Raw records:
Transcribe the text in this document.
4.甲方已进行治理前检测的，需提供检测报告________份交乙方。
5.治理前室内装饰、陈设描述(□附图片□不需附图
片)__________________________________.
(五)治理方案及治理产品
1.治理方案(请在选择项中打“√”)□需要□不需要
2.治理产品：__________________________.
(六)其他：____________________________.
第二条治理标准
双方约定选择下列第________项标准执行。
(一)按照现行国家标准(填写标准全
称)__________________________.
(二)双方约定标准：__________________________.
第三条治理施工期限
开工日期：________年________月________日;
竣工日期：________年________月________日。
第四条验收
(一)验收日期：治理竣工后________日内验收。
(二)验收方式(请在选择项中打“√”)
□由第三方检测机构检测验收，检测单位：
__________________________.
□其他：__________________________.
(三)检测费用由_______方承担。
---
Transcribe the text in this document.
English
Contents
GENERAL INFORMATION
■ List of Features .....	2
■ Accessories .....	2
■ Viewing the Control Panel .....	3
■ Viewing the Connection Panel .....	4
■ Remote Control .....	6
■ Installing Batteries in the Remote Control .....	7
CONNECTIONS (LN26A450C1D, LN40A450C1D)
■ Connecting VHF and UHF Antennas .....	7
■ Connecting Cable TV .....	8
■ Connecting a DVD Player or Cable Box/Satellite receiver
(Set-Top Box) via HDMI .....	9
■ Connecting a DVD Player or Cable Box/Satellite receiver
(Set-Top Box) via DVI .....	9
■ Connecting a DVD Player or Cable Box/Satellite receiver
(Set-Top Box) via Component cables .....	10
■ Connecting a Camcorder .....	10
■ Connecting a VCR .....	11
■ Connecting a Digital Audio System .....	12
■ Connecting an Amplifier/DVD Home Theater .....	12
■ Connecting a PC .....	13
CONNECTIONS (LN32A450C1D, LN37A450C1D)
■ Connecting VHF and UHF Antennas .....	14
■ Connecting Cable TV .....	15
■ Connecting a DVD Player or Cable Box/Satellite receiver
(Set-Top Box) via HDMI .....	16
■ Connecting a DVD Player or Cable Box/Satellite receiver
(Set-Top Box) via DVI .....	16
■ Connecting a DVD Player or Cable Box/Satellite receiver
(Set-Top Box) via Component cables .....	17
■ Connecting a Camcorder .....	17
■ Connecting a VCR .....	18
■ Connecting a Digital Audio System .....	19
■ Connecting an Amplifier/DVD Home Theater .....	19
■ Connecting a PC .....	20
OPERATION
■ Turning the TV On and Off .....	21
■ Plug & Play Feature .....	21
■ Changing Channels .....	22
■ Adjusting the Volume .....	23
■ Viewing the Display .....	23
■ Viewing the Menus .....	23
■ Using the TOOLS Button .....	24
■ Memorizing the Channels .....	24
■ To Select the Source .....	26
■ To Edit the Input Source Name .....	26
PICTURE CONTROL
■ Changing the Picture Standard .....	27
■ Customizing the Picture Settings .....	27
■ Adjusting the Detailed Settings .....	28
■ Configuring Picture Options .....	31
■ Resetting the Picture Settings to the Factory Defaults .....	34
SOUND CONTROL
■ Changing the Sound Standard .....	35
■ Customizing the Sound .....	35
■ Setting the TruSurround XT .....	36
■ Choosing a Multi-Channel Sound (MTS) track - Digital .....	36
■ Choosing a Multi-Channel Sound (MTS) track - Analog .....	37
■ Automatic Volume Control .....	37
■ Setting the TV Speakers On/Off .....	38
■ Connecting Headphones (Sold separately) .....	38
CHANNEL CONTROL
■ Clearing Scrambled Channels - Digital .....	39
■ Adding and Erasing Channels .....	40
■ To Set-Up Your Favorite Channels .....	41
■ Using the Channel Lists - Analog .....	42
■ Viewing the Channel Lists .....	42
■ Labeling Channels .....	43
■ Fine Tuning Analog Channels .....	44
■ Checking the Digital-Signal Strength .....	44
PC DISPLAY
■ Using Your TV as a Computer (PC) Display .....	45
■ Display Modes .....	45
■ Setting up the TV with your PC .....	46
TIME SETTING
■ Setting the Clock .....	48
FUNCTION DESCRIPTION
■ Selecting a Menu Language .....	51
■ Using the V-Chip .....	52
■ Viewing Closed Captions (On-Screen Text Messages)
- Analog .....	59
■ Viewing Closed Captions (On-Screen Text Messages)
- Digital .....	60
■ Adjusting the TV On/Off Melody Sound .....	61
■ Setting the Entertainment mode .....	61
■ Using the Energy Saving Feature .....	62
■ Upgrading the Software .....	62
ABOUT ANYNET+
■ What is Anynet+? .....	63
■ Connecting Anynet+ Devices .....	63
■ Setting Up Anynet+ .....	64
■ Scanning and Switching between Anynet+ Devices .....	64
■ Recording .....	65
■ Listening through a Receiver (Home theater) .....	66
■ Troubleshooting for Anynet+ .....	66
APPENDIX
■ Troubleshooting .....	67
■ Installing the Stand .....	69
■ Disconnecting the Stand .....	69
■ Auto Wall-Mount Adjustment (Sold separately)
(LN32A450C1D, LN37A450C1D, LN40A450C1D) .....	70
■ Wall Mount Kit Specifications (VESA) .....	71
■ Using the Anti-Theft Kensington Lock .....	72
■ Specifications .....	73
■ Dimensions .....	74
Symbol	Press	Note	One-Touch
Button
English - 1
==
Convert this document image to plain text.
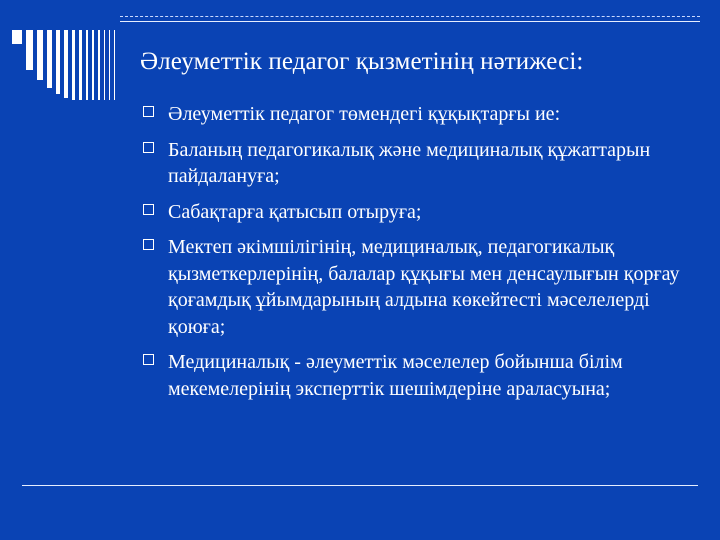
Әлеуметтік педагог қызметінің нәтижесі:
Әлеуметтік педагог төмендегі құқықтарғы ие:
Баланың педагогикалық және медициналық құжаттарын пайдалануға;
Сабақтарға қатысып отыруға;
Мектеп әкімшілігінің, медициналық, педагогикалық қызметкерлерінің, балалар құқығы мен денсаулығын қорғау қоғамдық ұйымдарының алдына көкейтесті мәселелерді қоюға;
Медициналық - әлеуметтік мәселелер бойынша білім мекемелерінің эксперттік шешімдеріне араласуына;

*Exercise aim*
Extract lines where the string "Audio" occurs.

*Exercise output*
■ Connecting a Digital Audio System .....	12
■ Connecting a Digital Audio System .....	19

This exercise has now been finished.